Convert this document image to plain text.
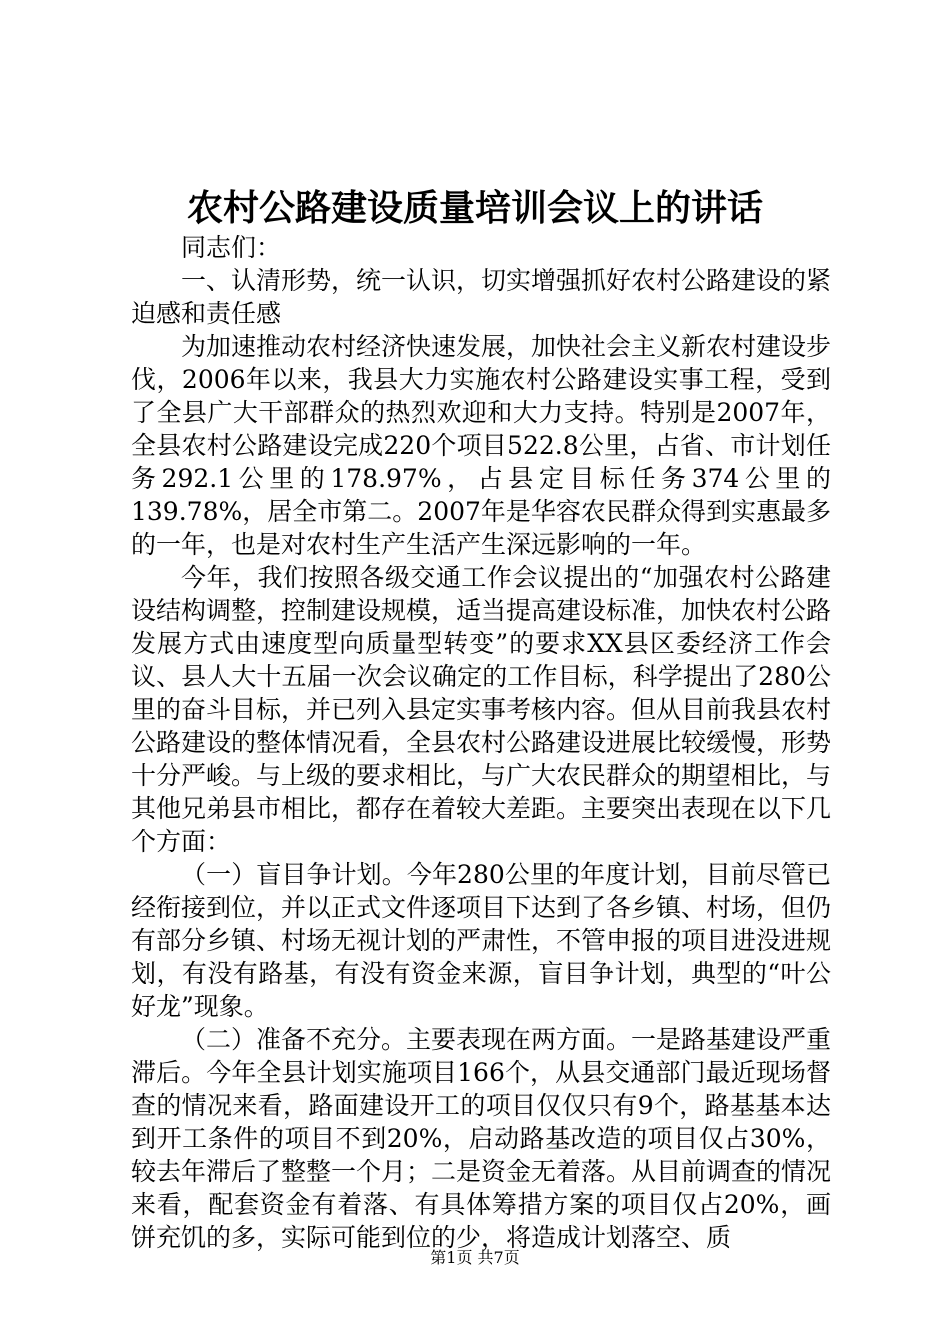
农村公路建设质量培训会议上的讲话

同志们：

一、认清形势，统一认识，切实增强抓好农村公路建设的紧迫感和责任感

为加速推动农村经济快速发展，加快社会主义新农村建设步伐，2006年以来，我县大力实施农村公路建设实事工程，受到了全县广大干部群众的热烈欢迎和大力支持。特别是2007年，全县农村公路建设完成220个项目522.8公里，占省、市计划任务292.1公里的178.97%，占县定目标任务374公里的139.78%，居全市第二。2007年是华容农民群众得到实惠最多的一年，也是对农村生产生活产生深远影响的一年。

今年，我们按照各级交通工作会议提出的“加强农村公路建设结构调整，控制建设规模，适当提高建设标准，加快农村公路发展方式由速度型向质量型转变”的要求XX县区委经济工作会议、县人大十五届一次会议确定的工作目标，科学提出了280公里的奋斗目标，并已列入县定实事考核内容。但从目前我县农村公路建设的整体情况看，全县农村公路建设进展比较缓慢，形势十分严峻。与上级的要求相比，与广大农民群众的期望相比，与其他兄弟县市相比，都存在着较大差距。主要突出表现在以下几个方面：

（一）盲目争计划。今年280公里的年度计划，目前尽管已经衔接到位，并以正式文件逐项目下达到了各乡镇、村场，但仍有部分乡镇、村场无视计划的严肃性，不管申报的项目进没进规划，有没有路基，有没有资金来源，盲目争计划，典型的“叶公好龙”现象。

（二）准备不充分。主要表现在两方面。一是路基建设严重滞后。今年全县计划实施项目166个，从县交通部门最近现场督查的情况来看，路面建设开工的项目仅仅只有9个，路基基本达到开工条件的项目不到20%，启动路基改造的项目仅占30%，较去年滞后了整整一个月；二是资金无着落。从目前调查的情况来看，配套资金有着落、有具体筹措方案的项目仅占20%，画饼充饥的多，实际可能到位的少，将造成计划落空、质

第1页 共7页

#####

Keep the pictures out of the copy and write out the data exactly as it stands.

Task answer:
Convert this document image to plain text.
农村公路建设质量培训会议上的讲话

同志们：

一、认清形势，统一认识，切实增强抓好农村公路建设的紧迫感和责任感

为加速推动农村经济快速发展，加快社会主义新农村建设步伐，2006年以来，我县大力实施农村公路建设实事工程，受到了全县广大干部群众的热烈欢迎和大力支持。特别是2007年，全县农村公路建设完成220个项目522.8公里，占省、市计划任务292.1公里的178.97%，占县定目标任务374公里的139.78%，居全市第二。2007年是华容农民群众得到实惠最多的一年，也是对农村生产生活产生深远影响的一年。

今年，我们按照各级交通工作会议提出的“加强农村公路建设结构调整，控制建设规模，适当提高建设标准，加快农村公路发展方式由速度型向质量型转变”的要求XX县区委经济工作会议、县人大十五届一次会议确定的工作目标，科学提出了280公里的奋斗目标，并已列入县定实事考核内容。但从目前我县农村公路建设的整体情况看，全县农村公路建设进展比较缓慢，形势十分严峻。与上级的要求相比，与广大农民群众的期望相比，与其他兄弟县市相比，都存在着较大差距。主要突出表现在以下几个方面：

（一）盲目争计划。今年280公里的年度计划，目前尽管已经衔接到位，并以正式文件逐项目下达到了各乡镇、村场，但仍有部分乡镇、村场无视计划的严肃性，不管申报的项目进没进规划，有没有路基，有没有资金来源，盲目争计划，典型的“叶公好龙”现象。

（二）准备不充分。主要表现在两方面。一是路基建设严重滞后。今年全县计划实施项目166个，从县交通部门最近现场督查的情况来看，路面建设开工的项目仅仅只有9个，路基基本达到开工条件的项目不到20%，启动路基改造的项目仅占30%，较去年滞后了整整一个月；二是资金无着落。从目前调查的情况来看，配套资金有着落、有具体筹措方案的项目仅占20%，画饼充饥的多，实际可能到位的少，将造成计划落空、质

第1页 共7页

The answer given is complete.